INSTRUCTION —
Every line holding the string "only" should be gathered.

---------------

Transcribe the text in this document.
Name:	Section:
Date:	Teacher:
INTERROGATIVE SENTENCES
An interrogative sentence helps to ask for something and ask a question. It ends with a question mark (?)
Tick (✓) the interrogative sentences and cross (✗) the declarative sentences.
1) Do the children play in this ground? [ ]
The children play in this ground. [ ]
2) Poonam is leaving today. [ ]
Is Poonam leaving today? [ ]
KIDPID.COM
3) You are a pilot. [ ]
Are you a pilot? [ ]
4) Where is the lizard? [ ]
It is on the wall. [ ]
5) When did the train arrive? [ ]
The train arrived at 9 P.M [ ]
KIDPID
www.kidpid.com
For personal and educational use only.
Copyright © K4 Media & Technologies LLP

---------------

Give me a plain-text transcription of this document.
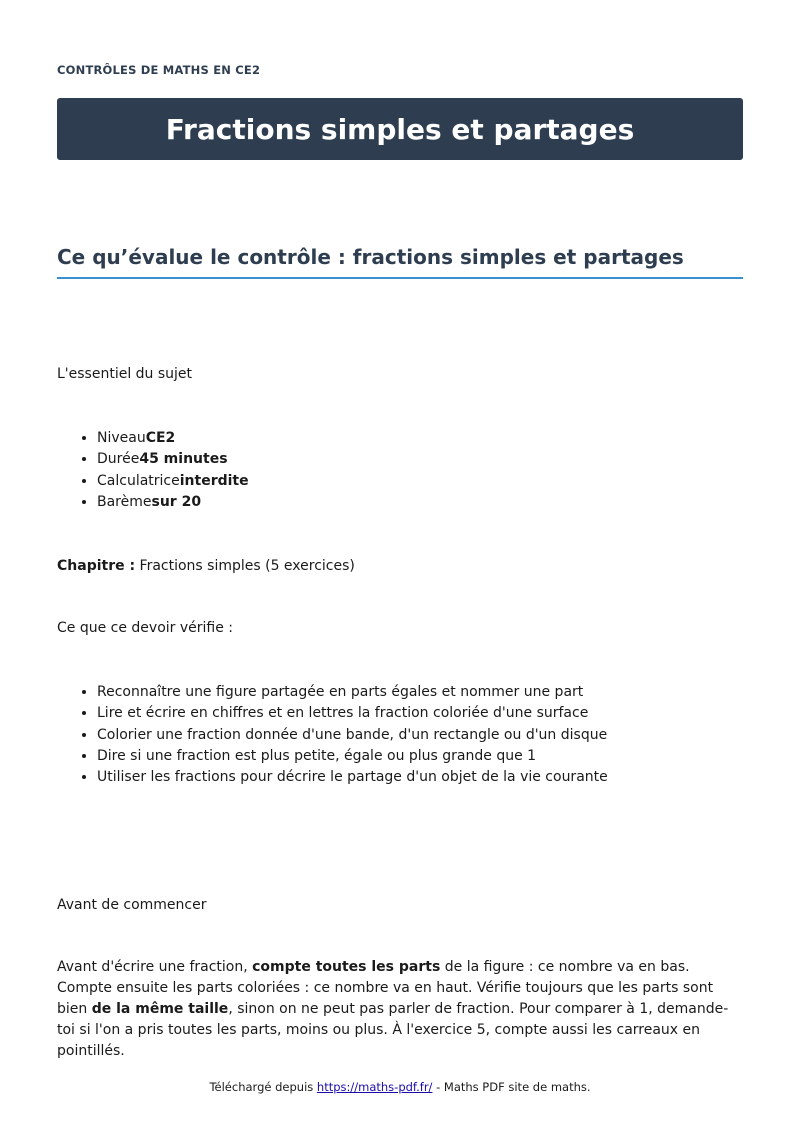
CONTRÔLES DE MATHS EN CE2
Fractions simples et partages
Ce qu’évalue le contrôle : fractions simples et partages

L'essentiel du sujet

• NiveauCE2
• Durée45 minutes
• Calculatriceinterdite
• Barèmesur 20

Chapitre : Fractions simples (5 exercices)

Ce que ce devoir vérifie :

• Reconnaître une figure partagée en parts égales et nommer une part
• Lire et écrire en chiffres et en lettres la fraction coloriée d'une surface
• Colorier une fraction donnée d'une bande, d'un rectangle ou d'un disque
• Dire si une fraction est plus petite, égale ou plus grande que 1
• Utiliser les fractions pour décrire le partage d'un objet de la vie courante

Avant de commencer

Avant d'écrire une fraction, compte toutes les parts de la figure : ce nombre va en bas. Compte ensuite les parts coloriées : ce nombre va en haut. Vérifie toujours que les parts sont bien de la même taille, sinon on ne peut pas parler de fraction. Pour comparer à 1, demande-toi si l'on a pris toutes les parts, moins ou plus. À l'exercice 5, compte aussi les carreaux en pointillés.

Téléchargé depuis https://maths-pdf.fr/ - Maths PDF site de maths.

---------------

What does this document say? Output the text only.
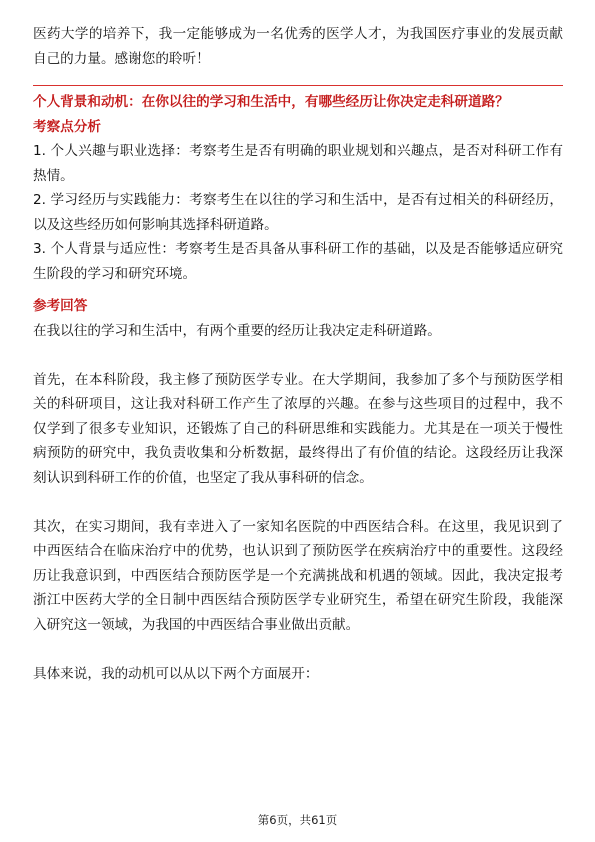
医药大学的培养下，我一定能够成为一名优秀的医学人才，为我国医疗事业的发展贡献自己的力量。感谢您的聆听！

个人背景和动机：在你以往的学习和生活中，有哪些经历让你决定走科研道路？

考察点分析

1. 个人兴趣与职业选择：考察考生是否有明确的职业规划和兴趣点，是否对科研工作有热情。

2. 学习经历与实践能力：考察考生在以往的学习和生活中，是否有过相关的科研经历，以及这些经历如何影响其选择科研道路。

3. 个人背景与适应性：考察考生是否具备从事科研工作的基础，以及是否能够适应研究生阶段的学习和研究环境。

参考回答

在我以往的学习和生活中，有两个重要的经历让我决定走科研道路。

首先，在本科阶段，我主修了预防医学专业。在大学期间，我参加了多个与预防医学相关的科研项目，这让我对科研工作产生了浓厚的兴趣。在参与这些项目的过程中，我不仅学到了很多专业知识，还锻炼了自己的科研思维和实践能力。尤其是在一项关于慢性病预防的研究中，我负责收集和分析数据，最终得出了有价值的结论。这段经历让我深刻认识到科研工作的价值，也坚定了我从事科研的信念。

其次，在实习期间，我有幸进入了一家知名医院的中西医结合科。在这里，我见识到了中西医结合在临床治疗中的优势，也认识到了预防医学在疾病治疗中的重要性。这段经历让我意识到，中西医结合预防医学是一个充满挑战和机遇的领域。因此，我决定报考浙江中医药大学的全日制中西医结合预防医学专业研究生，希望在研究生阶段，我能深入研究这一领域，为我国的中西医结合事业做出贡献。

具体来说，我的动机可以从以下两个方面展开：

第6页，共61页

---------------

ANSWER FOR THIS EXERCISE —
For personal and educational use only.
What does this document say? Output the text only.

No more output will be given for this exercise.